WHAT YOU ARE ASKED TO DO -> Render the following material again verbatim, leaving nothing out.

RAW RECORDS ->

# # # # # # #

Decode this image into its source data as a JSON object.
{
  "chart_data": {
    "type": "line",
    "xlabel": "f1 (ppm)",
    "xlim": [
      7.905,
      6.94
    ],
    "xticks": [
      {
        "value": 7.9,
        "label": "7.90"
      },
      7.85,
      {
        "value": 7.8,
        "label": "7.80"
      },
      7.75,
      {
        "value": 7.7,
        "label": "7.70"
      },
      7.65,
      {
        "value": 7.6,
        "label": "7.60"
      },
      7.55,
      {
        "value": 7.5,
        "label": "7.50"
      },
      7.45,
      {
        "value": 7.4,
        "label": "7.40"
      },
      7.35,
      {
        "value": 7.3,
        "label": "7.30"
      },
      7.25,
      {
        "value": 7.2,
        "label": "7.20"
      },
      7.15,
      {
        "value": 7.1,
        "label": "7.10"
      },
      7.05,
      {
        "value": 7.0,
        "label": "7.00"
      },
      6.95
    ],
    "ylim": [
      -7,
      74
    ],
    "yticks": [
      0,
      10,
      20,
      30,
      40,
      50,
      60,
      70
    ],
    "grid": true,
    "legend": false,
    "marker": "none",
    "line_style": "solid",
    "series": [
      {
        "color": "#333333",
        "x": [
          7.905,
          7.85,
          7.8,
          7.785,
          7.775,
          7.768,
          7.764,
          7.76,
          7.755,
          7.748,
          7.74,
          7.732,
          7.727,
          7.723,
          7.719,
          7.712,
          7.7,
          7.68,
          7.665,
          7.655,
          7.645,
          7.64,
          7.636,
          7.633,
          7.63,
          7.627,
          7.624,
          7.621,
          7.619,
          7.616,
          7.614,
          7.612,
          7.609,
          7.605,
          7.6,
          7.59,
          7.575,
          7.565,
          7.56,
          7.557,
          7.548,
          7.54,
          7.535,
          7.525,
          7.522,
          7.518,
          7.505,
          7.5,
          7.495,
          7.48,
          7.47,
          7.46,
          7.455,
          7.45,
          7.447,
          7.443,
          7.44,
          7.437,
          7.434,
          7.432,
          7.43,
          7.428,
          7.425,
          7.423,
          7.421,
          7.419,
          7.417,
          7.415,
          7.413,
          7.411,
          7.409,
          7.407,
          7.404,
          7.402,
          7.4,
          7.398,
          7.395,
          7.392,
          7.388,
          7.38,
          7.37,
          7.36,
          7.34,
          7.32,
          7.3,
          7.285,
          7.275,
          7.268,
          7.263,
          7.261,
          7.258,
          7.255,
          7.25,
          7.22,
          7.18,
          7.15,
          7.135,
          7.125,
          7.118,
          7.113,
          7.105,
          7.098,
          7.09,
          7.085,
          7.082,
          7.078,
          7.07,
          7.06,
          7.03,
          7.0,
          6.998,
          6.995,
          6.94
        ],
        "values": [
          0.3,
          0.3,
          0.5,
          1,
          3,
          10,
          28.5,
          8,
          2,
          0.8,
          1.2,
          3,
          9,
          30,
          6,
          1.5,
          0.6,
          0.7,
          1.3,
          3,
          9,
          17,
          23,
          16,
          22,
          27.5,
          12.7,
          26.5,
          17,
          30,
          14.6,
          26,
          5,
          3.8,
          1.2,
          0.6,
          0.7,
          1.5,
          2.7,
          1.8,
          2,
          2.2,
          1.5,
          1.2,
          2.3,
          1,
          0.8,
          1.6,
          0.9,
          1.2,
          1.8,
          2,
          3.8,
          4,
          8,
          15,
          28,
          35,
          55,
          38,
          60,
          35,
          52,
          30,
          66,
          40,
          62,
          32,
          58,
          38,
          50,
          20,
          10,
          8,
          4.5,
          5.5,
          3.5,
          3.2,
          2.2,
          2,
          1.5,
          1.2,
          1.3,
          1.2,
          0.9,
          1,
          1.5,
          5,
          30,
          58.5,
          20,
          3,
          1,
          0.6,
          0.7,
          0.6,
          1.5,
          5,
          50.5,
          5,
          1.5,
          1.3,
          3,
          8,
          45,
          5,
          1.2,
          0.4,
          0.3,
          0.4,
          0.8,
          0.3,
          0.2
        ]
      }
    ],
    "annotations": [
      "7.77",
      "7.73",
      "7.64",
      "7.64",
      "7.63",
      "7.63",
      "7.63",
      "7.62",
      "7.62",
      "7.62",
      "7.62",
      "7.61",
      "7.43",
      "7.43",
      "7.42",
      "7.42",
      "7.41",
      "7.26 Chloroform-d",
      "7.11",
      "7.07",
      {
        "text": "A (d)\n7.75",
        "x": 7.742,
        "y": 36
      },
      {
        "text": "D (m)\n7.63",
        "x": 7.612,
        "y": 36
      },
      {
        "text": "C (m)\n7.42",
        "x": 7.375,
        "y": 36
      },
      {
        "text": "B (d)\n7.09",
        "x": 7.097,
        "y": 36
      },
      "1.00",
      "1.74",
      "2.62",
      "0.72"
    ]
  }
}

# # # # # # #

RESULT FOR THIS TASK ->
Decode this image into its source data as a JSON object.
{
  "chart_data": {
    "type": "line",
    "xlabel": "f1 (ppm)",
    "xlim": [
      7.905,
      6.94
    ],
    "xticks": [
      {
        "value": 7.9,
        "label": "7.90"
      },
      7.85,
      {
        "value": 7.8,
        "label": "7.80"
      },
      7.75,
      {
        "value": 7.7,
        "label": "7.70"
      },
      7.65,
      {
        "value": 7.6,
        "label": "7.60"
      },
      7.55,
      {
        "value": 7.5,
        "label": "7.50"
      },
      7.45,
      {
        "value": 7.4,
        "label": "7.40"
      },
      7.35,
      {
        "value": 7.3,
        "label": "7.30"
      },
      7.25,
      {
        "value": 7.2,
        "label": "7.20"
      },
      7.15,
      {
        "value": 7.1,
        "label": "7.10"
      },
      7.05,
      {
        "value": 7.0,
        "label": "7.00"
      },
      6.95
    ],
    "ylim": [
      -7,
      74
    ],
    "yticks": [
      0,
      10,
      20,
      30,
      40,
      50,
      60,
      70
    ],
    "grid": true,
    "legend": false,
    "marker": "none",
    "line_style": "solid",
    "series": [
      {
        "color": "#333333",
        "x": [
          7.905,
          7.85,
          7.8,
          7.785,
          7.775,
          7.768,
          7.764,
          7.76,
          7.755,
          7.748,
          7.74,
          7.732,
          7.727,
          7.723,
          7.719,
          7.712,
          7.7,
          7.68,
          7.665,
          7.655,
          7.645,
          7.64,
          7.636,
          7.633,
          7.63,
          7.627,
          7.624,
          7.621,
          7.619,
          7.616,
          7.614,
          7.612,
          7.609,
          7.605,
          7.6,
          7.59,
          7.575,
          7.565,
          7.56,
          7.557,
          7.548,
          7.54,
          7.535,
          7.525,
          7.522,
          7.518,
          7.505,
          7.5,
          7.495,
          7.48,
          7.47,
          7.46,
          7.455,
          7.45,
          7.447,
          7.443,
          7.44,
          7.437,
          7.434,
          7.432,
          7.43,
          7.428,
          7.425,
          7.423,
          7.421,
          7.419,
          7.417,
          7.415,
          7.413,
          7.411,
          7.409,
          7.407,
          7.404,
          7.402,
          7.4,
          7.398,
          7.395,
          7.392,
          7.388,
          7.38,
          7.37,
          7.36,
          7.34,
          7.32,
          7.3,
          7.285,
          7.275,
          7.268,
          7.263,
          7.261,
          7.258,
          7.255,
          7.25,
          7.22,
          7.18,
          7.15,
          7.135,
          7.125,
          7.118,
          7.113,
          7.105,
          7.098,
          7.09,
          7.085,
          7.082,
          7.078,
          7.07,
          7.06,
          7.03,
          7.0,
          6.998,
          6.995,
          6.94
        ],
        "values": [
          0.3,
          0.3,
          0.5,
          1,
          3,
          10,
          28.5,
          8,
          2,
          0.8,
          1.2,
          3,
          9,
          30,
          6,
          1.5,
          0.6,
          0.7,
          1.3,
          3,
          9,
          17,
          23,
          16,
          22,
          27.5,
          12.7,
          26.5,
          17,
          30,
          14.6,
          26,
          5,
          3.8,
          1.2,
          0.6,
          0.7,
          1.5,
          2.7,
          1.8,
          2,
          2.2,
          1.5,
          1.2,
          2.3,
          1,
          0.8,
          1.6,
          0.9,
          1.2,
          1.8,
          2,
          3.8,
          4,
          8,
          15,
          28,
          35,
          55,
          38,
          60,
          35,
          52,
          30,
          66,
          40,
          62,
          32,
          58,
          38,
          50,
          20,
          10,
          8,
          4.5,
          5.5,
          3.5,
          3.2,
          2.2,
          2,
          1.5,
          1.2,
          1.3,
          1.2,
          0.9,
          1,
          1.5,
          5,
          30,
          58.5,
          20,
          3,
          1,
          0.6,
          0.7,
          0.6,
          1.5,
          5,
          50.5,
          5,
          1.5,
          1.3,
          3,
          8,
          45,
          5,
          1.2,
          0.4,
          0.3,
          0.4,
          0.8,
          0.3,
          0.2
        ]
      }
    ],
    "annotations": [
      "7.77",
      "7.73",
      "7.64",
      "7.64",
      "7.63",
      "7.63",
      "7.63",
      "7.62",
      "7.62",
      "7.62",
      "7.62",
      "7.61",
      "7.43",
      "7.43",
      "7.42",
      "7.42",
      "7.41",
      "7.26 Chloroform-d",
      "7.11",
      "7.07",
      {
        "text": "A (d)\n7.75",
        "x": 7.742,
        "y": 36
      },
      {
        "text": "D (m)\n7.63",
        "x": 7.612,
        "y": 36
      },
      {
        "text": "C (m)\n7.42",
        "x": 7.375,
        "y": 36
      },
      {
        "text": "B (d)\n7.09",
        "x": 7.097,
        "y": 36
      },
      "1.00",
      "1.74",
      "2.62",
      "0.72"
    ]
  }
}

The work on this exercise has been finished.